### Supplied material ###

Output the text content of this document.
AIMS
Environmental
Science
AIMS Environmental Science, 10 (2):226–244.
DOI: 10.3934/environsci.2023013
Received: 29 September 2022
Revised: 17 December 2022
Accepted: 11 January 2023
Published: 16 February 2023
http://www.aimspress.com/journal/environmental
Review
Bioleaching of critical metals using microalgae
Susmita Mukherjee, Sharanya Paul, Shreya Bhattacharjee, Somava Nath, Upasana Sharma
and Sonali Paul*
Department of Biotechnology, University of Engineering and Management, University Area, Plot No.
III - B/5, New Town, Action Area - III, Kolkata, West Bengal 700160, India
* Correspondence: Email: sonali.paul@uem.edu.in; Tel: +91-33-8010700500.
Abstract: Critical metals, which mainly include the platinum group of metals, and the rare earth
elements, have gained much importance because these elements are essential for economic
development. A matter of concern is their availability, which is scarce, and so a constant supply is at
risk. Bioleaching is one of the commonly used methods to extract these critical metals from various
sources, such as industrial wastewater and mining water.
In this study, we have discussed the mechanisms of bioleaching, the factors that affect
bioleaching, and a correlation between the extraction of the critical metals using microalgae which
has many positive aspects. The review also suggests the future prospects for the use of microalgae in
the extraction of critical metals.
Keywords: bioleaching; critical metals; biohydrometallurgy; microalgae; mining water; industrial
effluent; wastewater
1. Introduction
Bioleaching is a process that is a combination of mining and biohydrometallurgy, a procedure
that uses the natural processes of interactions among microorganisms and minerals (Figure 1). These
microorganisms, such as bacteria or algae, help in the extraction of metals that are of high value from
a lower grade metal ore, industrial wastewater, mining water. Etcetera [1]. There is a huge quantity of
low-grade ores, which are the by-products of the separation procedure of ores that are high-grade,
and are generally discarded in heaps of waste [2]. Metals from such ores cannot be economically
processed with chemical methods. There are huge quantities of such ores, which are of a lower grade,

###

◆ Assigned task ◆
Say how many lines of the data include the word "wastewater". Nothing other than the number should be given.

◆ Final answer ◆
3